- [Input rows]
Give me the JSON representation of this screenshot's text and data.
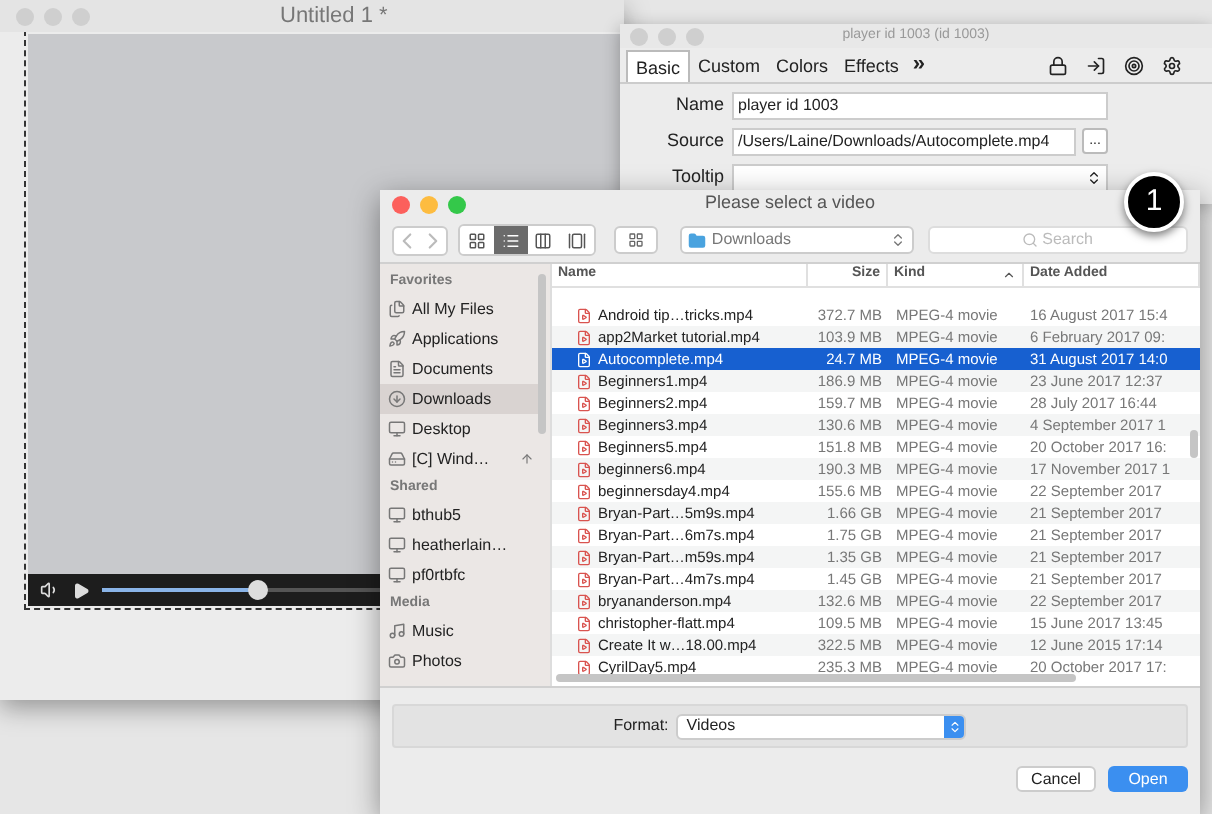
{
  "background_window": {
    "title": "Untitled 1 *",
    "player": {
      "level": 0.31
    }
  },
  "inspector": {
    "title": "player id 1003 (id 1003)",
    "tabs": [
      {
        "label": "Basic",
        "selected": true
      },
      {
        "label": "Custom",
        "selected": false
      },
      {
        "label": "Colors",
        "selected": false
      },
      {
        "label": "Effects",
        "selected": false
      }
    ],
    "more": "»",
    "fields": [
      {
        "kind": "plain",
        "label": "Name",
        "value": "player id 1003"
      },
      {
        "kind": "browse",
        "label": "Source",
        "value": "/Users/Laine/Downloads/Autocomplete.mp4",
        "button": "..."
      },
      {
        "kind": "stepper",
        "label": "Tooltip"
      }
    ]
  },
  "callout": {
    "number": "1"
  },
  "dialog": {
    "title": "Please select a video",
    "view_modes": [
      {
        "kind": "icons",
        "selected": false
      },
      {
        "kind": "list",
        "selected": true
      },
      {
        "kind": "columns",
        "selected": false
      },
      {
        "kind": "coverflow",
        "selected": false
      }
    ],
    "location": "Downloads",
    "search": {
      "placeholder": "Search"
    },
    "sidebar": [
      {
        "heading": "Favorites",
        "items": [
          {
            "kind": "files",
            "label": "All My Files",
            "selected": false
          },
          {
            "kind": "apps",
            "label": "Applications",
            "selected": false
          },
          {
            "kind": "documents",
            "label": "Documents",
            "selected": false
          },
          {
            "kind": "downloads",
            "label": "Downloads",
            "selected": true
          },
          {
            "kind": "desktop",
            "label": "Desktop",
            "selected": false
          },
          {
            "kind": "disk",
            "label": "[C] Wind…",
            "selected": false
          }
        ]
      },
      {
        "heading": "Shared",
        "items": [
          {
            "kind": "computer",
            "label": "bthub5",
            "selected": false
          },
          {
            "kind": "computer",
            "label": "heatherlain…",
            "selected": false
          },
          {
            "kind": "computer",
            "label": "pf0rtbfc",
            "selected": false
          }
        ]
      },
      {
        "heading": "Media",
        "items": [
          {
            "kind": "music",
            "label": "Music",
            "selected": false
          },
          {
            "kind": "photos",
            "label": "Photos",
            "selected": false
          }
        ]
      }
    ],
    "columns": [
      {
        "label": "Name",
        "sorted": false
      },
      {
        "label": "Size",
        "sorted": false
      },
      {
        "label": "Kind",
        "sorted": true
      },
      {
        "label": "Date Added",
        "sorted": false
      }
    ],
    "rows": [
      {
        "name": "Android tip…tricks.mp4",
        "size": "372.7 MB",
        "kind": "MPEG-4 movie",
        "date": "16 August 2017 15:4",
        "selected": false
      },
      {
        "name": "app2Market tutorial.mp4",
        "size": "103.9 MB",
        "kind": "MPEG-4 movie",
        "date": "6 February 2017 09:",
        "selected": false
      },
      {
        "name": "Autocomplete.mp4",
        "size": "24.7 MB",
        "kind": "MPEG-4 movie",
        "date": "31 August 2017 14:0",
        "selected": true
      },
      {
        "name": "Beginners1.mp4",
        "size": "186.9 MB",
        "kind": "MPEG-4 movie",
        "date": "23 June 2017 12:37",
        "selected": false
      },
      {
        "name": "Beginners2.mp4",
        "size": "159.7 MB",
        "kind": "MPEG-4 movie",
        "date": "28 July 2017 16:44",
        "selected": false
      },
      {
        "name": "Beginners3.mp4",
        "size": "130.6 MB",
        "kind": "MPEG-4 movie",
        "date": "4 September 2017 1",
        "selected": false
      },
      {
        "name": "Beginners5.mp4",
        "size": "151.8 MB",
        "kind": "MPEG-4 movie",
        "date": "20 October 2017 16:",
        "selected": false
      },
      {
        "name": "beginners6.mp4",
        "size": "190.3 MB",
        "kind": "MPEG-4 movie",
        "date": "17 November 2017 1",
        "selected": false
      },
      {
        "name": "beginnersday4.mp4",
        "size": "155.6 MB",
        "kind": "MPEG-4 movie",
        "date": "22 September 2017",
        "selected": false
      },
      {
        "name": "Bryan-Part…5m9s.mp4",
        "size": "1.66 GB",
        "kind": "MPEG-4 movie",
        "date": "21 September 2017",
        "selected": false
      },
      {
        "name": "Bryan-Part…6m7s.mp4",
        "size": "1.75 GB",
        "kind": "MPEG-4 movie",
        "date": "21 September 2017",
        "selected": false
      },
      {
        "name": "Bryan-Part…m59s.mp4",
        "size": "1.35 GB",
        "kind": "MPEG-4 movie",
        "date": "21 September 2017",
        "selected": false
      },
      {
        "name": "Bryan-Part…4m7s.mp4",
        "size": "1.45 GB",
        "kind": "MPEG-4 movie",
        "date": "21 September 2017",
        "selected": false
      },
      {
        "name": "bryananderson.mp4",
        "size": "132.6 MB",
        "kind": "MPEG-4 movie",
        "date": "22 September 2017",
        "selected": false
      },
      {
        "name": "christopher-flatt.mp4",
        "size": "109.5 MB",
        "kind": "MPEG-4 movie",
        "date": "15 June 2017 13:45",
        "selected": false
      },
      {
        "name": "Create It w…18.00.mp4",
        "size": "322.5 MB",
        "kind": "MPEG-4 movie",
        "date": "12 June 2015 17:14",
        "selected": false
      },
      {
        "name": "CyrilDay5.mp4",
        "size": "235.3 MB",
        "kind": "MPEG-4 movie",
        "date": "20 October 2017 17:",
        "selected": false
      }
    ],
    "format": {
      "label": "Format:",
      "value": "Videos"
    },
    "buttons": [
      {
        "label": "Cancel",
        "default": false
      },
      {
        "label": "Open",
        "default": true
      }
    ]
  }
}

- [Given instruction] Make an exact copy of the listing above. Do not include the pictures.

- [Expected answer]
Give me the JSON representation of this screenshot's text and data.
{
  "background_window": {
    "title": "Untitled 1 *",
    "player": {
      "level": 0.31
    }
  },
  "inspector": {
    "title": "player id 1003 (id 1003)",
    "tabs": [
      {
        "label": "Basic",
        "selected": true
      },
      {
        "label": "Custom",
        "selected": false
      },
      {
        "label": "Colors",
        "selected": false
      },
      {
        "label": "Effects",
        "selected": false
      }
    ],
    "more": "»",
    "fields": [
      {
        "kind": "plain",
        "label": "Name",
        "value": "player id 1003"
      },
      {
        "kind": "browse",
        "label": "Source",
        "value": "/Users/Laine/Downloads/Autocomplete.mp4",
        "button": "..."
      },
      {
        "kind": "stepper",
        "label": "Tooltip"
      }
    ]
  },
  "callout": {
    "number": "1"
  },
  "dialog": {
    "title": "Please select a video",
    "view_modes": [
      {
        "kind": "icons",
        "selected": false
      },
      {
        "kind": "list",
        "selected": true
      },
      {
        "kind": "columns",
        "selected": false
      },
      {
        "kind": "coverflow",
        "selected": false
      }
    ],
    "location": "Downloads",
    "search": {
      "placeholder": "Search"
    },
    "sidebar": [
      {
        "heading": "Favorites",
        "items": [
          {
            "kind": "files",
            "label": "All My Files",
            "selected": false
          },
          {
            "kind": "apps",
            "label": "Applications",
            "selected": false
          },
          {
            "kind": "documents",
            "label": "Documents",
            "selected": false
          },
          {
            "kind": "downloads",
            "label": "Downloads",
            "selected": true
          },
          {
            "kind": "desktop",
            "label": "Desktop",
            "selected": false
          },
          {
            "kind": "disk",
            "label": "[C] Wind…",
            "selected": false
          }
        ]
      },
      {
        "heading": "Shared",
        "items": [
          {
            "kind": "computer",
            "label": "bthub5",
            "selected": false
          },
          {
            "kind": "computer",
            "label": "heatherlain…",
            "selected": false
          },
          {
            "kind": "computer",
            "label": "pf0rtbfc",
            "selected": false
          }
        ]
      },
      {
        "heading": "Media",
        "items": [
          {
            "kind": "music",
            "label": "Music",
            "selected": false
          },
          {
            "kind": "photos",
            "label": "Photos",
            "selected": false
          }
        ]
      }
    ],
    "columns": [
      {
        "label": "Name",
        "sorted": false
      },
      {
        "label": "Size",
        "sorted": false
      },
      {
        "label": "Kind",
        "sorted": true
      },
      {
        "label": "Date Added",
        "sorted": false
      }
    ],
    "rows": [
      {
        "name": "Android tip…tricks.mp4",
        "size": "372.7 MB",
        "kind": "MPEG-4 movie",
        "date": "16 August 2017 15:4",
        "selected": false
      },
      {
        "name": "app2Market tutorial.mp4",
        "size": "103.9 MB",
        "kind": "MPEG-4 movie",
        "date": "6 February 2017 09:",
        "selected": false
      },
      {
        "name": "Autocomplete.mp4",
        "size": "24.7 MB",
        "kind": "MPEG-4 movie",
        "date": "31 August 2017 14:0",
        "selected": true
      },
      {
        "name": "Beginners1.mp4",
        "size": "186.9 MB",
        "kind": "MPEG-4 movie",
        "date": "23 June 2017 12:37",
        "selected": false
      },
      {
        "name": "Beginners2.mp4",
        "size": "159.7 MB",
        "kind": "MPEG-4 movie",
        "date": "28 July 2017 16:44",
        "selected": false
      },
      {
        "name": "Beginners3.mp4",
        "size": "130.6 MB",
        "kind": "MPEG-4 movie",
        "date": "4 September 2017 1",
        "selected": false
      },
      {
        "name": "Beginners5.mp4",
        "size": "151.8 MB",
        "kind": "MPEG-4 movie",
        "date": "20 October 2017 16:",
        "selected": false
      },
      {
        "name": "beginners6.mp4",
        "size": "190.3 MB",
        "kind": "MPEG-4 movie",
        "date": "17 November 2017 1",
        "selected": false
      },
      {
        "name": "beginnersday4.mp4",
        "size": "155.6 MB",
        "kind": "MPEG-4 movie",
        "date": "22 September 2017",
        "selected": false
      },
      {
        "name": "Bryan-Part…5m9s.mp4",
        "size": "1.66 GB",
        "kind": "MPEG-4 movie",
        "date": "21 September 2017",
        "selected": false
      },
      {
        "name": "Bryan-Part…6m7s.mp4",
        "size": "1.75 GB",
        "kind": "MPEG-4 movie",
        "date": "21 September 2017",
        "selected": false
      },
      {
        "name": "Bryan-Part…m59s.mp4",
        "size": "1.35 GB",
        "kind": "MPEG-4 movie",
        "date": "21 September 2017",
        "selected": false
      },
      {
        "name": "Bryan-Part…4m7s.mp4",
        "size": "1.45 GB",
        "kind": "MPEG-4 movie",
        "date": "21 September 2017",
        "selected": false
      },
      {
        "name": "bryananderson.mp4",
        "size": "132.6 MB",
        "kind": "MPEG-4 movie",
        "date": "22 September 2017",
        "selected": false
      },
      {
        "name": "christopher-flatt.mp4",
        "size": "109.5 MB",
        "kind": "MPEG-4 movie",
        "date": "15 June 2017 13:45",
        "selected": false
      },
      {
        "name": "Create It w…18.00.mp4",
        "size": "322.5 MB",
        "kind": "MPEG-4 movie",
        "date": "12 June 2015 17:14",
        "selected": false
      },
      {
        "name": "CyrilDay5.mp4",
        "size": "235.3 MB",
        "kind": "MPEG-4 movie",
        "date": "20 October 2017 17:",
        "selected": false
      }
    ],
    "format": {
      "label": "Format:",
      "value": "Videos"
    },
    "buttons": [
      {
        "label": "Cancel",
        "default": false
      },
      {
        "label": "Open",
        "default": true
      }
    ]
  }
}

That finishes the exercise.